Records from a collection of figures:
┄┄┄┄┄┄

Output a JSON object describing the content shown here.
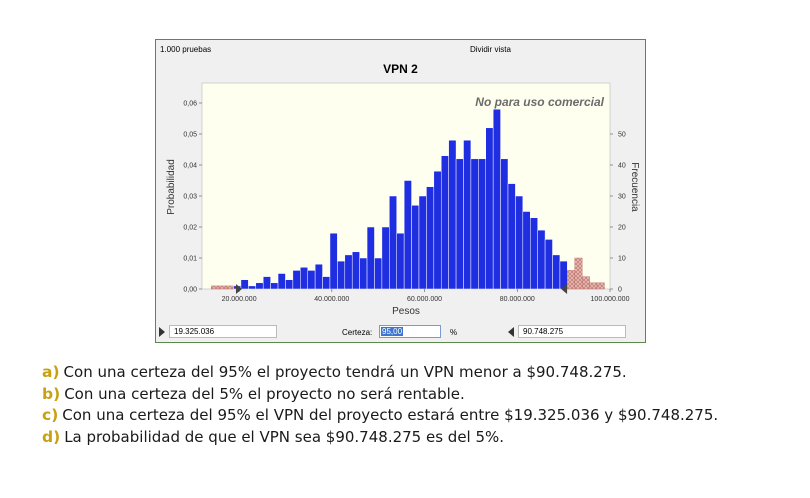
{
  "window": {
    "trials_label": "1.000 pruebas",
    "split_view_label": "Dividir vista",
    "title": "VPN 2",
    "watermark": "No para uso comercial"
  },
  "chart_data": {
    "type": "bar",
    "title": "VPN 2",
    "xlabel": "Pesos",
    "ylabel_left": "Probabilidad",
    "ylabel_right": "Frecuencia",
    "xlim": [
      12000000,
      100000000
    ],
    "ylim_left": [
      0,
      0.06
    ],
    "ylim_right": [
      0,
      60
    ],
    "x_ticks": [
      "20.000.000",
      "40.000.000",
      "60.000.000",
      "80.000.000",
      "100.000.000"
    ],
    "x_tick_values": [
      20000000,
      40000000,
      60000000,
      80000000,
      100000000
    ],
    "y_ticks_left": [
      "0,00",
      "0,01",
      "0,02",
      "0,03",
      "0,04",
      "0,05",
      "0,06"
    ],
    "y_ticks_right": [
      "0",
      "10",
      "20",
      "30",
      "40",
      "50"
    ],
    "bin_width": 1600000,
    "bin_start": 14000000,
    "frequencies": [
      1,
      1,
      1,
      1,
      3,
      1,
      2,
      4,
      2,
      5,
      3,
      6,
      7,
      6,
      8,
      4,
      18,
      9,
      11,
      12,
      10,
      20,
      10,
      20,
      30,
      18,
      35,
      27,
      30,
      33,
      38,
      43,
      48,
      42,
      48,
      42,
      42,
      52,
      58,
      42,
      34,
      30,
      25,
      23,
      19,
      16,
      11,
      9,
      6,
      10,
      4,
      2,
      2
    ],
    "bar_color": "#1f2ee0",
    "tail_color": "#d9a49e",
    "lower_certainty_bound": 19325036,
    "upper_certainty_bound": 90748275
  },
  "controls": {
    "left_value": "19.325.036",
    "certainty_label": "Certeza:",
    "certainty_value": "95,00",
    "percent_sign": "%",
    "right_value": "90.748.275"
  },
  "options": [
    {
      "letter": "a)",
      "text": "Con una certeza del 95% el proyecto tendrá un VPN menor a $90.748.275."
    },
    {
      "letter": "b)",
      "text": "Con una certeza del 5% el proyecto no será rentable."
    },
    {
      "letter": "c)",
      "text": "Con una certeza del 95% el VPN del proyecto estará entre $19.325.036 y $90.748.275."
    },
    {
      "letter": "d)",
      "text": "La probabilidad de que el VPN sea $90.748.275 es del 5%."
    }
  ]
}
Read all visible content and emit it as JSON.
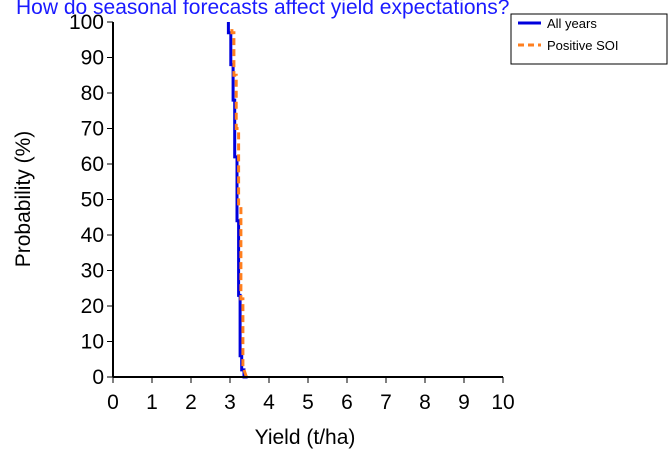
{
  "chart_data": {
    "type": "line",
    "title": "How do seasonal forecasts affect yield expectations?",
    "xlabel": "Yield (t/ha)",
    "ylabel": "Probability (%)",
    "xlim": [
      0,
      10
    ],
    "ylim": [
      0,
      100
    ],
    "x_ticks": [
      "0",
      "1",
      "2",
      "3",
      "4",
      "5",
      "6",
      "7",
      "8",
      "9",
      "10"
    ],
    "y_ticks": [
      "0",
      "10",
      "20",
      "30",
      "40",
      "50",
      "60",
      "70",
      "80",
      "90",
      "100"
    ],
    "grid": false,
    "legend_position": "top-right",
    "series": [
      {
        "name": "All years",
        "color": "#0000dd",
        "style": "solid",
        "x": [
          2.96,
          2.96,
          3.02,
          3.02,
          3.08,
          3.08,
          3.12,
          3.12,
          3.18,
          3.18,
          3.22,
          3.22,
          3.26,
          3.26,
          3.3,
          3.3,
          3.36,
          3.36,
          3.45
        ],
        "y": [
          100,
          97,
          97,
          88,
          88,
          78,
          78,
          62,
          62,
          44,
          44,
          23,
          23,
          6,
          6,
          2,
          2,
          0,
          0
        ]
      },
      {
        "name": "Positive SOI",
        "color": "#ff7f1f",
        "style": "dashed",
        "x": [
          3.05,
          3.05,
          3.1,
          3.1,
          3.16,
          3.16,
          3.22,
          3.22,
          3.28,
          3.28,
          3.33,
          3.33,
          3.42
        ],
        "y": [
          98,
          97,
          97,
          85,
          85,
          70,
          70,
          48,
          48,
          22,
          22,
          3,
          0
        ]
      }
    ]
  }
}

┄┄┄┄┄┄

Goal of the exercise:
Strip the images and reproduce the remaining records precisely.

Answer to the task:
Output a JSON object describing the content shown here.
{
  "window": {
    "trials_label": "1.000 pruebas",
    "split_view_label": "Dividir vista",
    "title": "VPN 2",
    "watermark": "No para uso comercial"
  },
  "chart_data": {
    "type": "bar",
    "title": "VPN 2",
    "xlabel": "Pesos",
    "ylabel_left": "Probabilidad",
    "ylabel_right": "Frecuencia",
    "xlim": [
      12000000,
      100000000
    ],
    "ylim_left": [
      0,
      0.06
    ],
    "ylim_right": [
      0,
      60
    ],
    "x_ticks": [
      "20.000.000",
      "40.000.000",
      "60.000.000",
      "80.000.000",
      "100.000.000"
    ],
    "x_tick_values": [
      20000000,
      40000000,
      60000000,
      80000000,
      100000000
    ],
    "y_ticks_left": [
      "0,00",
      "0,01",
      "0,02",
      "0,03",
      "0,04",
      "0,05",
      "0,06"
    ],
    "y_ticks_right": [
      "0",
      "10",
      "20",
      "30",
      "40",
      "50"
    ],
    "bin_width": 1600000,
    "bin_start": 14000000,
    "frequencies": [
      1,
      1,
      1,
      1,
      3,
      1,
      2,
      4,
      2,
      5,
      3,
      6,
      7,
      6,
      8,
      4,
      18,
      9,
      11,
      12,
      10,
      20,
      10,
      20,
      30,
      18,
      35,
      27,
      30,
      33,
      38,
      43,
      48,
      42,
      48,
      42,
      42,
      52,
      58,
      42,
      34,
      30,
      25,
      23,
      19,
      16,
      11,
      9,
      6,
      10,
      4,
      2,
      2
    ],
    "bar_color": "#1f2ee0",
    "tail_color": "#d9a49e",
    "lower_certainty_bound": 19325036,
    "upper_certainty_bound": 90748275
  },
  "controls": {
    "left_value": "19.325.036",
    "certainty_label": "Certeza:",
    "certainty_value": "95,00",
    "percent_sign": "%",
    "right_value": "90.748.275"
  },
  "options": [
    {
      "letter": "a)",
      "text": "Con una certeza del 95% el proyecto tendrá un VPN menor a $90.748.275."
    },
    {
      "letter": "b)",
      "text": "Con una certeza del 5% el proyecto no será rentable."
    },
    {
      "letter": "c)",
      "text": "Con una certeza del 95% el VPN del proyecto estará entre $19.325.036 y $90.748.275."
    },
    {
      "letter": "d)",
      "text": "La probabilidad de que el VPN sea $90.748.275 es del 5%."
    }
  ]
}
Read all visible content and emit it as JSON.
{
  "chart_data": {
    "type": "line",
    "title": "How do seasonal forecasts affect yield expectations?",
    "xlabel": "Yield (t/ha)",
    "ylabel": "Probability (%)",
    "xlim": [
      0,
      10
    ],
    "ylim": [
      0,
      100
    ],
    "x_ticks": [
      "0",
      "1",
      "2",
      "3",
      "4",
      "5",
      "6",
      "7",
      "8",
      "9",
      "10"
    ],
    "y_ticks": [
      "0",
      "10",
      "20",
      "30",
      "40",
      "50",
      "60",
      "70",
      "80",
      "90",
      "100"
    ],
    "grid": false,
    "legend_position": "top-right",
    "series": [
      {
        "name": "All years",
        "color": "#0000dd",
        "style": "solid",
        "x": [
          2.96,
          2.96,
          3.02,
          3.02,
          3.08,
          3.08,
          3.12,
          3.12,
          3.18,
          3.18,
          3.22,
          3.22,
          3.26,
          3.26,
          3.3,
          3.3,
          3.36,
          3.36,
          3.45
        ],
        "y": [
          100,
          97,
          97,
          88,
          88,
          78,
          78,
          62,
          62,
          44,
          44,
          23,
          23,
          6,
          6,
          2,
          2,
          0,
          0
        ]
      },
      {
        "name": "Positive SOI",
        "color": "#ff7f1f",
        "style": "dashed",
        "x": [
          3.05,
          3.05,
          3.1,
          3.1,
          3.16,
          3.16,
          3.22,
          3.22,
          3.28,
          3.28,
          3.33,
          3.33,
          3.42
        ],
        "y": [
          98,
          97,
          97,
          85,
          85,
          70,
          70,
          48,
          48,
          22,
          22,
          3,
          0
        ]
      }
    ]
  }
}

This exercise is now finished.